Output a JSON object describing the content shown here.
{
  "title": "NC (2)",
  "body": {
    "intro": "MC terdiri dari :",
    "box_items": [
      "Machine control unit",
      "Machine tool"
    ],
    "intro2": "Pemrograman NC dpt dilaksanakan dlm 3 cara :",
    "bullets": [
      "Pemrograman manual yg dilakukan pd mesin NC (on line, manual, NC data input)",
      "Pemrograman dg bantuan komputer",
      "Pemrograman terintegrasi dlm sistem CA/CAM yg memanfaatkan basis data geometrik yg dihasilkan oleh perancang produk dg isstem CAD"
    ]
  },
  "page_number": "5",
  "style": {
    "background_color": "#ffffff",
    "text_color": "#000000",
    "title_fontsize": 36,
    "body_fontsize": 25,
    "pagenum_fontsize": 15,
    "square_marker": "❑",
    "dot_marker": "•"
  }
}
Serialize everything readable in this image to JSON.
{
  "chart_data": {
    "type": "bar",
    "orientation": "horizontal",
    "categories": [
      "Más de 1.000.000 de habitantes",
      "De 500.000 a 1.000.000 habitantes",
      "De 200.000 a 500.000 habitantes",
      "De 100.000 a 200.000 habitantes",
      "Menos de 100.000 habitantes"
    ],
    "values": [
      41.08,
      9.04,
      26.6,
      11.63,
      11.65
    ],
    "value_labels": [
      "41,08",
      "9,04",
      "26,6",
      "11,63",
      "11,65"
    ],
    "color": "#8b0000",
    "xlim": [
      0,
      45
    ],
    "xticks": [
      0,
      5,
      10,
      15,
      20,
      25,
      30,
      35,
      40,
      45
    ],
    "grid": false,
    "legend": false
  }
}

..............................

Exact copies of all the records are required.

FULL SOLUTION ->
Output a JSON object describing the content shown here.
{
  "title": "NC (2)",
  "body": {
    "intro": "MC terdiri dari :",
    "box_items": [
      "Machine control unit",
      "Machine tool"
    ],
    "intro2": "Pemrograman NC dpt dilaksanakan dlm 3 cara :",
    "bullets": [
      "Pemrograman manual yg dilakukan pd mesin NC (on line, manual, NC data input)",
      "Pemrograman dg bantuan komputer",
      "Pemrograman terintegrasi dlm sistem CA/CAM yg memanfaatkan basis data geometrik yg dihasilkan oleh perancang produk dg isstem CAD"
    ]
  },
  "page_number": "5",
  "style": {
    "background_color": "#ffffff",
    "text_color": "#000000",
    "title_fontsize": 36,
    "body_fontsize": 25,
    "pagenum_fontsize": 15,
    "square_marker": "❑",
    "dot_marker": "•"
  }
}
Serialize everything readable in this image to JSON.
{
  "chart_data": {
    "type": "bar",
    "orientation": "horizontal",
    "categories": [
      "Más de 1.000.000 de habitantes",
      "De 500.000 a 1.000.000 habitantes",
      "De 200.000 a 500.000 habitantes",
      "De 100.000 a 200.000 habitantes",
      "Menos de 100.000 habitantes"
    ],
    "values": [
      41.08,
      9.04,
      26.6,
      11.63,
      11.65
    ],
    "value_labels": [
      "41,08",
      "9,04",
      "26,6",
      "11,63",
      "11,65"
    ],
    "color": "#8b0000",
    "xlim": [
      0,
      45
    ],
    "xticks": [
      0,
      5,
      10,
      15,
      20,
      25,
      30,
      35,
      40,
      45
    ],
    "grid": false,
    "legend": false
  }
}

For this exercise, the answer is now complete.